■ **Consignes**
**a.** Relevez, dans le texte ci-dessous, tout ce dont Judith-Rose s'éprend à son arrivée en Normandie.
**b.** D'après le texte ci-dessous, les affirmations suivantes sont-elles exactes ? Répondez par oui ou par non en citant les mots du texte qui justifient votre réponse.
(i) Judith-Rose a quinze ans lorsqu'elle découvre la Normandie.
(ii) Judith-Rose finit par retourner vivre à Genève.
(iii) La mère de Janine Montupet enseignait les mathématiques.

Par un matin de mai, Judith-Rose, petite huguenote genevoise, découvre la Normandie de ses ancêtres dans l'apothéose de son printemps. Elle a quinze ans. Elle est belle, ardente, passionnée. Elle s'éprend, tout à la fois, de ce pays, de ses pommiers en fleur, de ses habitants, de sa dentelle. et d'un beau gentilhomme. Elle ne reviendra pas à Genève. Trop de liens vont l'attacher à la France. Entre Alençon et Bayeux, hauts lieux de l'art dentellier, entre la cour de l'impératrice Eugénie et les Expositions universelles, son destin se joue. De l'humble chaumière normande au fastueux palais des Tuileries, dans l'envol des coiffes paysannes comme dans celui des prestigieuses dentelles des dames de la cour, elle vivra les passions qu'elle inspire à Odilon puis à Manfred, comtes de Beaumesnil-Ferrières, cependant que de grands événements se préparent, bouleversant sa vie
Janine Montupet a quitté l'Algérie à l'age de quinze ans, pays ou sa famille y était depuis 3 générations. C'est sa mère, professeur de littérature qui lui donne la passion de l'écriture.

■ **Entrées fournies**
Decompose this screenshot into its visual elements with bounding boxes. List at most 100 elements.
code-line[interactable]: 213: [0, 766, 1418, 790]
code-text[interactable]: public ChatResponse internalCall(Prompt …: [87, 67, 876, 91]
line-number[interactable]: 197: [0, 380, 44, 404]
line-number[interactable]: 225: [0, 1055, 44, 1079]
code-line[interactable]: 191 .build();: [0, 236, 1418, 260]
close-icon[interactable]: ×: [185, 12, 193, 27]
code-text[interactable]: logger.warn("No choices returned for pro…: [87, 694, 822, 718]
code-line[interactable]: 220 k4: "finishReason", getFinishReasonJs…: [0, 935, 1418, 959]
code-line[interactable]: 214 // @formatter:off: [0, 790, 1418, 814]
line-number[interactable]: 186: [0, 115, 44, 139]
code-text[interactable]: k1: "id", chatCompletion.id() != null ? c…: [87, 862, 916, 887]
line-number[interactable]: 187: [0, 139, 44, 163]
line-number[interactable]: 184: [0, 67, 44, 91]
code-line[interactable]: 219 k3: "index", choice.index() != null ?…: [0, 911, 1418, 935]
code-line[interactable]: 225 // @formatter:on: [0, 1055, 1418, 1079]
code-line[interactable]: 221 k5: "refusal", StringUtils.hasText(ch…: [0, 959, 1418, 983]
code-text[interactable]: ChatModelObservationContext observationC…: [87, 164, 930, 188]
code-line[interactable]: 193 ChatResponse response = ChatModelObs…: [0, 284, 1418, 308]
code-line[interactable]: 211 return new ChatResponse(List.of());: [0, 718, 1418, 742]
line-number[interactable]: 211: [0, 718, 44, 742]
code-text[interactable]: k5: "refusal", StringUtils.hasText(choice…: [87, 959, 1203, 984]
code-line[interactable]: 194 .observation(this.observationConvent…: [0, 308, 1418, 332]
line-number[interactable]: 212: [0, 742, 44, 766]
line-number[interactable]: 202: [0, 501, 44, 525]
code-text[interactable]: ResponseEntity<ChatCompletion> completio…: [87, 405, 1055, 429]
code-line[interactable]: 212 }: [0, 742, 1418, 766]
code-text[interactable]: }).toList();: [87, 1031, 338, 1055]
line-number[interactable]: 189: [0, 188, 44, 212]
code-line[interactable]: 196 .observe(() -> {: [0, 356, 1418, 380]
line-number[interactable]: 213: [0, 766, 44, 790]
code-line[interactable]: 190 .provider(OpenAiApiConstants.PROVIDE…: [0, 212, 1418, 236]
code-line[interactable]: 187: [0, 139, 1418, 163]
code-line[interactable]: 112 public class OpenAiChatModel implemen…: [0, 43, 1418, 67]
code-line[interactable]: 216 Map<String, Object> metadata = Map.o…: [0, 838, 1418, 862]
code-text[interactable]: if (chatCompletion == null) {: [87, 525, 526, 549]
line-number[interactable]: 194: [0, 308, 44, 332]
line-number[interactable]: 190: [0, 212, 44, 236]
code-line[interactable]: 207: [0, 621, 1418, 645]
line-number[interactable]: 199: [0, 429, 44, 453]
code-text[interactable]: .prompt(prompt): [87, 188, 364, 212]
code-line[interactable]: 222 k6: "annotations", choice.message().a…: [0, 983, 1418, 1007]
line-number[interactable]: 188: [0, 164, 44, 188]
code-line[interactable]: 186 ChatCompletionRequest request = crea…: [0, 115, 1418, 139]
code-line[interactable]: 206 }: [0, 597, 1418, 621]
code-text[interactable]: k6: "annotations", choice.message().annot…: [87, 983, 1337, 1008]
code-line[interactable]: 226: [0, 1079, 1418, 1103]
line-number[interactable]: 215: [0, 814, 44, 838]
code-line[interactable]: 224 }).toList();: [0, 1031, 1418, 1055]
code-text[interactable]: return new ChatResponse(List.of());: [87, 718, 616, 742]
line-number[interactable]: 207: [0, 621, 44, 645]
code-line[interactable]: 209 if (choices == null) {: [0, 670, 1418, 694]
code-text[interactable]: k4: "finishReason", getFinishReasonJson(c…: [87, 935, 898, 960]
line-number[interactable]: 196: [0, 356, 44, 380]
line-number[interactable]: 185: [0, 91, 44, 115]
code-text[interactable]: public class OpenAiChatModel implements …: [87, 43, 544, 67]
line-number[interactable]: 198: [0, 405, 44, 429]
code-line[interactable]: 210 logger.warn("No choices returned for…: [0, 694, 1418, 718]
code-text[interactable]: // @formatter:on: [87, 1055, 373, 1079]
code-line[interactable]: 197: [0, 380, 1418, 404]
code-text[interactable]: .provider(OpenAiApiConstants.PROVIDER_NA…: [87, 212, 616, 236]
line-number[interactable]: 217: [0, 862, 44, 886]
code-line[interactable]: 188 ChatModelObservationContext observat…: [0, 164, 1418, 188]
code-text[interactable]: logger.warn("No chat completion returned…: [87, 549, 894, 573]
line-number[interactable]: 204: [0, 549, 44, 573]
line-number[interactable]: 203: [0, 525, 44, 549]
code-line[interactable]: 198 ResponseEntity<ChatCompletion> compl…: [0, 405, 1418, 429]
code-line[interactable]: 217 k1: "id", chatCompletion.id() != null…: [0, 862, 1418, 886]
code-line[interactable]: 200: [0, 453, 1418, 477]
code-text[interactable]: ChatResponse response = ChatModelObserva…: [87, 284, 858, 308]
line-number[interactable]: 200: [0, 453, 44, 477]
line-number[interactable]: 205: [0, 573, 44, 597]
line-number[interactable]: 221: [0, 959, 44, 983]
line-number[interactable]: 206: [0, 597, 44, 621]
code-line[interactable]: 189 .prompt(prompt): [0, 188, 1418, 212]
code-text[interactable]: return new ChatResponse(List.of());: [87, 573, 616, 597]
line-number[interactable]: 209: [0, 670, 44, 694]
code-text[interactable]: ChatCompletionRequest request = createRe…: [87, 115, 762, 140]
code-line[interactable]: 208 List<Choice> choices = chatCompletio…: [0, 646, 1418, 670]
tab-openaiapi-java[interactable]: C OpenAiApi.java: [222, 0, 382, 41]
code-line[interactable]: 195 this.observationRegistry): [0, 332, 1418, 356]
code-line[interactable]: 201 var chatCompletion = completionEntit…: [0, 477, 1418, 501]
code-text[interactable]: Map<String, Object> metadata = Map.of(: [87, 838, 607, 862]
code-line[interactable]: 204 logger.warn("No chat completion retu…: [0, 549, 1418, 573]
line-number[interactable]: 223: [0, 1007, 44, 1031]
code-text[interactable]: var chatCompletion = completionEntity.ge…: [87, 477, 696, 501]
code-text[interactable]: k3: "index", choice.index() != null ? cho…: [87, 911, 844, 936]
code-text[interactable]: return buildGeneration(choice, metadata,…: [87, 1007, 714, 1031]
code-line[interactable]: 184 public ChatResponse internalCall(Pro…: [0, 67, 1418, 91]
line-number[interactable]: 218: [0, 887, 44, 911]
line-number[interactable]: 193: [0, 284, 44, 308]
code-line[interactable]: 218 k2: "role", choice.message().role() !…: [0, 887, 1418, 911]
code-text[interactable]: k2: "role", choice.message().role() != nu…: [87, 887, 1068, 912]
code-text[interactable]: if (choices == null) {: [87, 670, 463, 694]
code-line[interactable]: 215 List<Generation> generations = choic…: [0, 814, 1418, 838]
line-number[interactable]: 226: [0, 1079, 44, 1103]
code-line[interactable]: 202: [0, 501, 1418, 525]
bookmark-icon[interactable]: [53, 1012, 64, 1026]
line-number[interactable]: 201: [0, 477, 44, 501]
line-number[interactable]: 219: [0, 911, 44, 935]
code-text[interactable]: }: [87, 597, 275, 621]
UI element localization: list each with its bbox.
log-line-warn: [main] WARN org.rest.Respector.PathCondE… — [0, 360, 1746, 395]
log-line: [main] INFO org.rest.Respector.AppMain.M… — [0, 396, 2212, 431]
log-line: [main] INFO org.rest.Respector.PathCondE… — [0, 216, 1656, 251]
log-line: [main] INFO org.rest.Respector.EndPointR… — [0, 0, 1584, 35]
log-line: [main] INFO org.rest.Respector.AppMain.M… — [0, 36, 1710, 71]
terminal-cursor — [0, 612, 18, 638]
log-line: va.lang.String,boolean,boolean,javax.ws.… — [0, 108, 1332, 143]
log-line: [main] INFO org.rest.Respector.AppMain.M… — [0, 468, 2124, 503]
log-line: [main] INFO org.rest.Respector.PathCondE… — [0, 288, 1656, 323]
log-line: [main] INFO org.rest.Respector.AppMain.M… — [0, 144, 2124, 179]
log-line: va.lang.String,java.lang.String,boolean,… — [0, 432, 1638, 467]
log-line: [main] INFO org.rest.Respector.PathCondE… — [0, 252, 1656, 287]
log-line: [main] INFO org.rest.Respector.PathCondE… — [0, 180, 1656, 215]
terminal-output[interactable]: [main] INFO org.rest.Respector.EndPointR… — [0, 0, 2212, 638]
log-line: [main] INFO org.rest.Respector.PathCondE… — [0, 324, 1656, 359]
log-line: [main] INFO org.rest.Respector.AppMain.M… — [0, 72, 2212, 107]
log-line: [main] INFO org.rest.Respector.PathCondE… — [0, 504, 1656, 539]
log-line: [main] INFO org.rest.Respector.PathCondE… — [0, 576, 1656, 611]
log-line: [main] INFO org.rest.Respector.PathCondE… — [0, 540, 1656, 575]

■ **Corrigé**
**a.**
- ce pays
- ses pommiers en fleur
- ses habitants
- sa dentelle
- un beau gentilhomme

**b.**
(i) Oui : « Elle a quinze ans. »
(ii) Non : « Elle ne reviendra pas à Genève. »
(iii) Non : « C'est sa mère, professeur de littérature »